Filter the listing below, copying every line in which the word "проведения" appears.
-- begin The input --
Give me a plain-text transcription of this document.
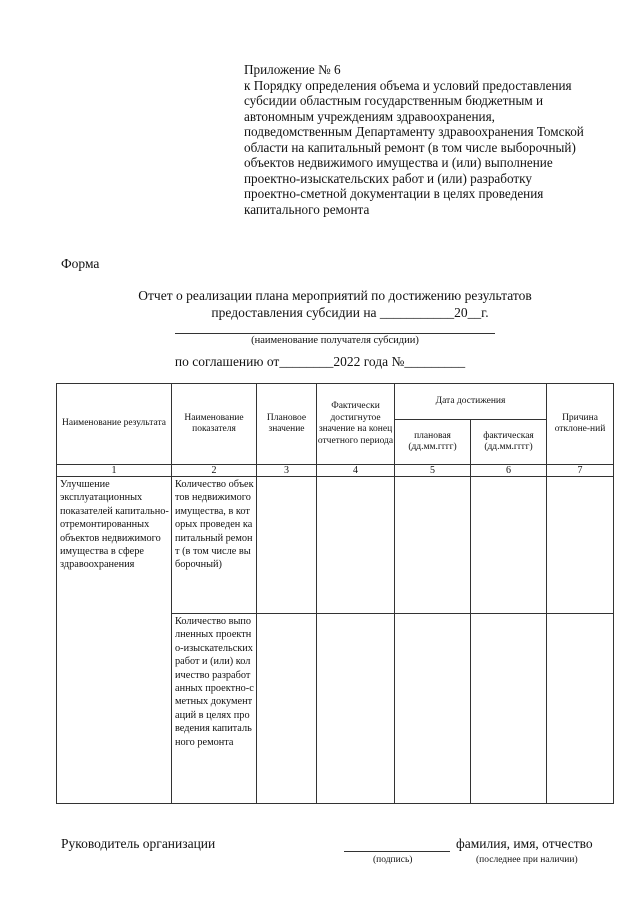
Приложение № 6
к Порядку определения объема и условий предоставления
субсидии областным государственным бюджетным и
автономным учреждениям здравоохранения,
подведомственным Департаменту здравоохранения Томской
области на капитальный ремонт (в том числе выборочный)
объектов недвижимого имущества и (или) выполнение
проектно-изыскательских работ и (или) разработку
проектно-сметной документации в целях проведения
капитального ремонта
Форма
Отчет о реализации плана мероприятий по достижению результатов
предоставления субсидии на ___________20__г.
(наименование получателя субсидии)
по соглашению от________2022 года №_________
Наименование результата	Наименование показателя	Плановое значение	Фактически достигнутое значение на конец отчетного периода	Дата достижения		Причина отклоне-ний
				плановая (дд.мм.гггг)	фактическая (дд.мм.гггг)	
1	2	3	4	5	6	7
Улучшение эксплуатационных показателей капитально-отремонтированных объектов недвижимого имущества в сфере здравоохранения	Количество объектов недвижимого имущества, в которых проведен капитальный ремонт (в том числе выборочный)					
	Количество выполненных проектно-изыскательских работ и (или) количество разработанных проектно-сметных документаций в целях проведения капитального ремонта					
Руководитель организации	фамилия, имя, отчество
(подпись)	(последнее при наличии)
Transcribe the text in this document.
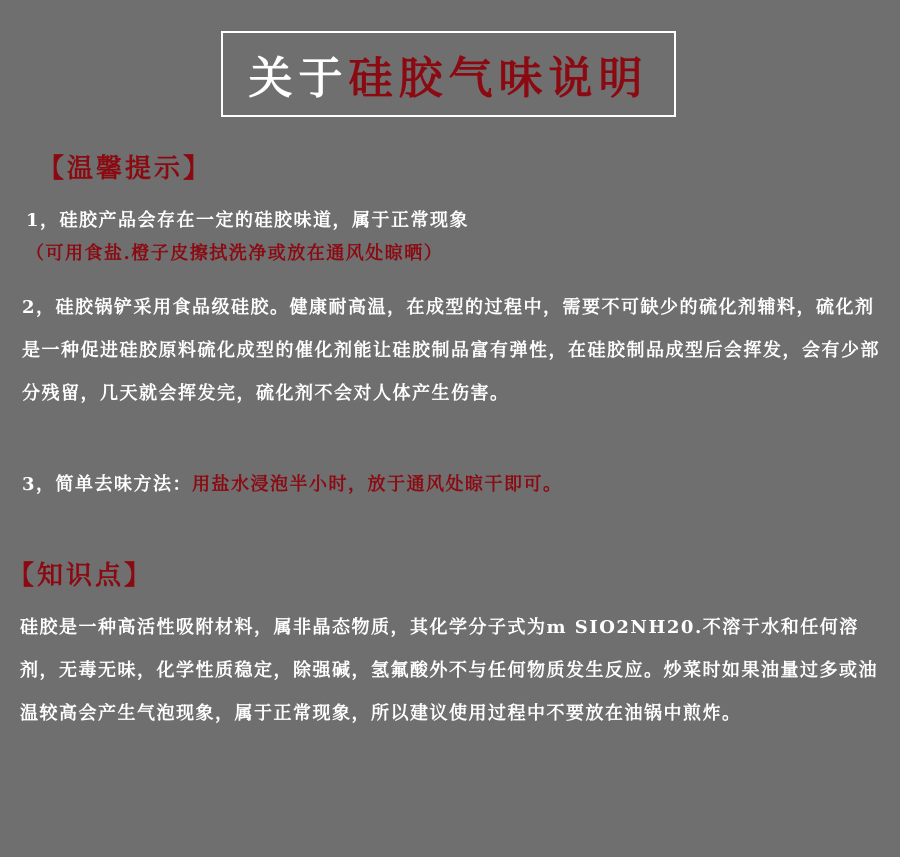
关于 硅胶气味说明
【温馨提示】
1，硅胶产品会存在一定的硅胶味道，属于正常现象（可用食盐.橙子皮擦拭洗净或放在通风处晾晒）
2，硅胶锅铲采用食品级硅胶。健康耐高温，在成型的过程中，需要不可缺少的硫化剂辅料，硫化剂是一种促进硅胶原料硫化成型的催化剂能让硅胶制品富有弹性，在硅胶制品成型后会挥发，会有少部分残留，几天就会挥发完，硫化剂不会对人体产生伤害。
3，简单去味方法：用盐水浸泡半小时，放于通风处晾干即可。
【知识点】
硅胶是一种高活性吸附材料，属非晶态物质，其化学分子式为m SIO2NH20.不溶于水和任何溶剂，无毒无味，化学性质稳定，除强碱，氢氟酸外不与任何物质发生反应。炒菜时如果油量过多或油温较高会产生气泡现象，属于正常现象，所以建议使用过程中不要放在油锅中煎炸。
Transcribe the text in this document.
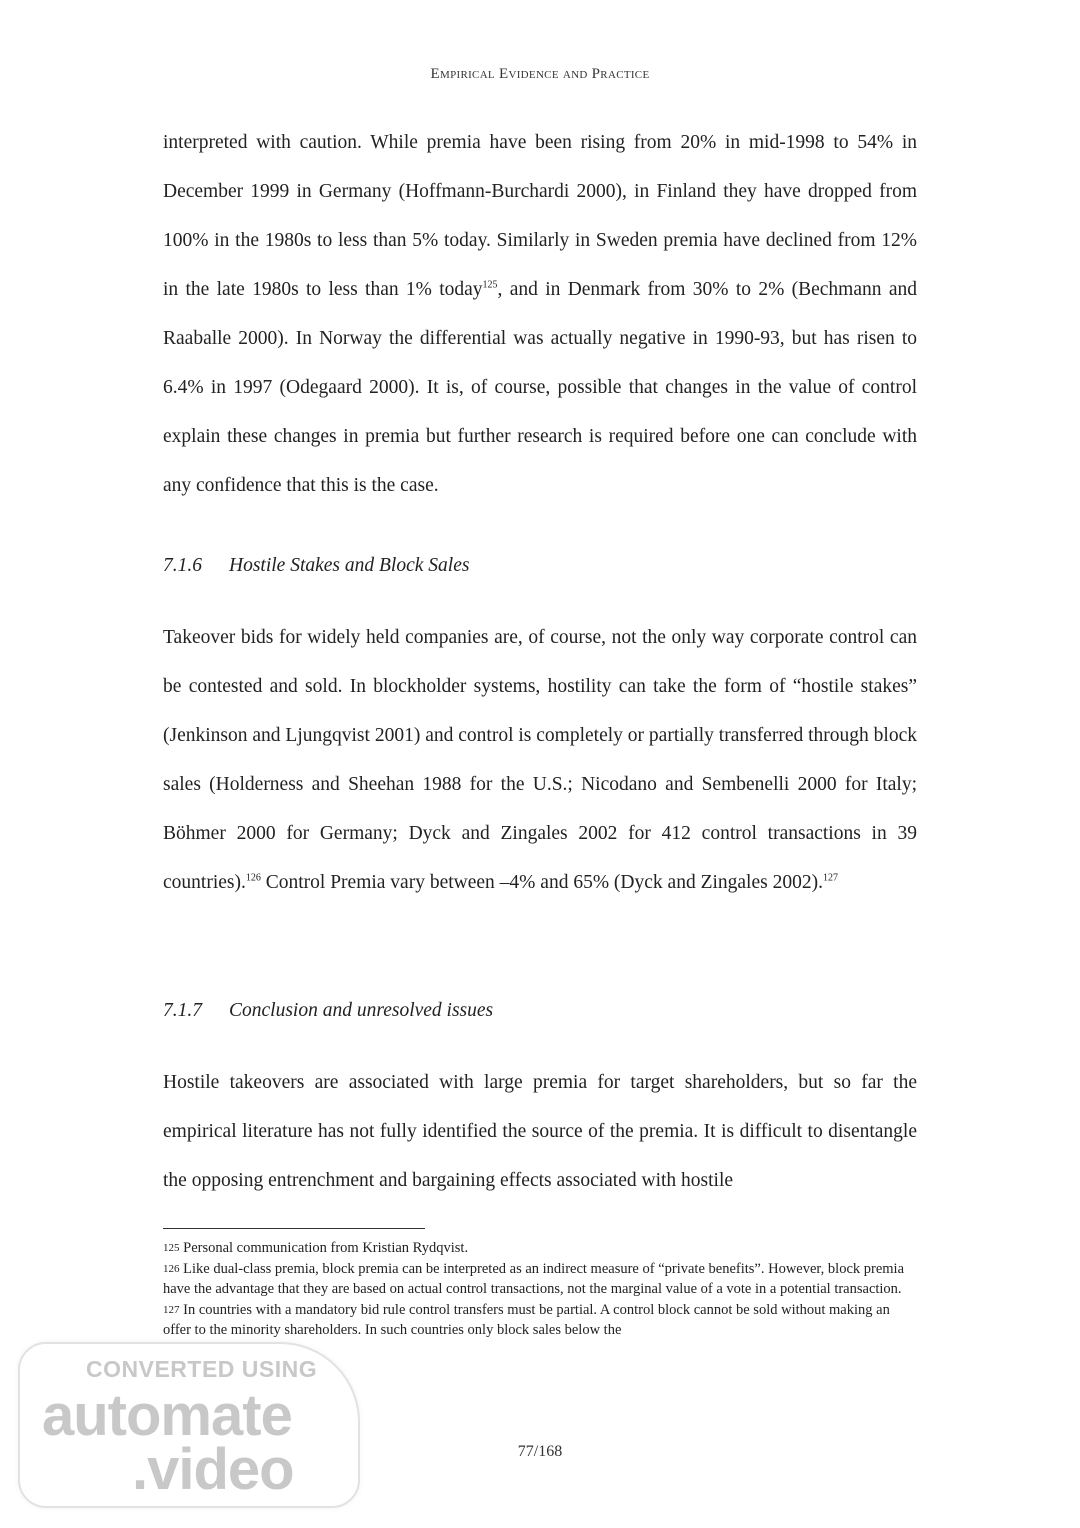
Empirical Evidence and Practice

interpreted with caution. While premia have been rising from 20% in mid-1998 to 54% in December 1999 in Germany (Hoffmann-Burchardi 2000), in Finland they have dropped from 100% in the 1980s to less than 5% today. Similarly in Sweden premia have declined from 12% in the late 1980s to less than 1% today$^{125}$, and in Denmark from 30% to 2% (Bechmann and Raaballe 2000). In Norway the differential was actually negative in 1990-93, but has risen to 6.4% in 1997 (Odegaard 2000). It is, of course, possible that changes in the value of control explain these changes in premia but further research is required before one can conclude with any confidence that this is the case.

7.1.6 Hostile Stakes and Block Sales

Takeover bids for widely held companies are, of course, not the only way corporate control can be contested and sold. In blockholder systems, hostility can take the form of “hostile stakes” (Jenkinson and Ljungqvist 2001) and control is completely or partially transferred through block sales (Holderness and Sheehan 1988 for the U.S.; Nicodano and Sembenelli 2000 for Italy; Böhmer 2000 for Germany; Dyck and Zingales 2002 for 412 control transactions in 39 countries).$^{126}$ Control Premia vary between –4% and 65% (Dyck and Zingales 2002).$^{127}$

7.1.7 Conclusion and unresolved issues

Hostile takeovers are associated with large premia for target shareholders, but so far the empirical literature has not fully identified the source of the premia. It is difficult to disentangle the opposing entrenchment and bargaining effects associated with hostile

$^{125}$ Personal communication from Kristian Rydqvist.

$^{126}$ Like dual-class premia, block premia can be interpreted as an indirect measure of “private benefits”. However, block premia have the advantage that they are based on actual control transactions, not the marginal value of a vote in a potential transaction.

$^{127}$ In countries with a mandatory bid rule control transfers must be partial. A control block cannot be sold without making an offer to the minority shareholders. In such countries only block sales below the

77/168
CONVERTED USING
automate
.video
-- end The input --
-- begin The input --
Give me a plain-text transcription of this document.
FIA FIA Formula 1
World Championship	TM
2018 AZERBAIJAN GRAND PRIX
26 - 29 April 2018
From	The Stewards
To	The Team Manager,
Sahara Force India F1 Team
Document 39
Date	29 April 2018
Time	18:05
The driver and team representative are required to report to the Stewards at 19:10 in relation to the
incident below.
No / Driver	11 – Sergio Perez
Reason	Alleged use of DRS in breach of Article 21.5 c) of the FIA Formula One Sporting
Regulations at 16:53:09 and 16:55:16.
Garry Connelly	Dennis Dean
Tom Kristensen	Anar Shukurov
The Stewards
-- end The input --
Solution -
проектно-сметной документации в целях проведения
	Количество выполненных проектно-изыскательских работ и (или) количество разработанных проектно-сметных документаций в целях проведения капитального ремонта					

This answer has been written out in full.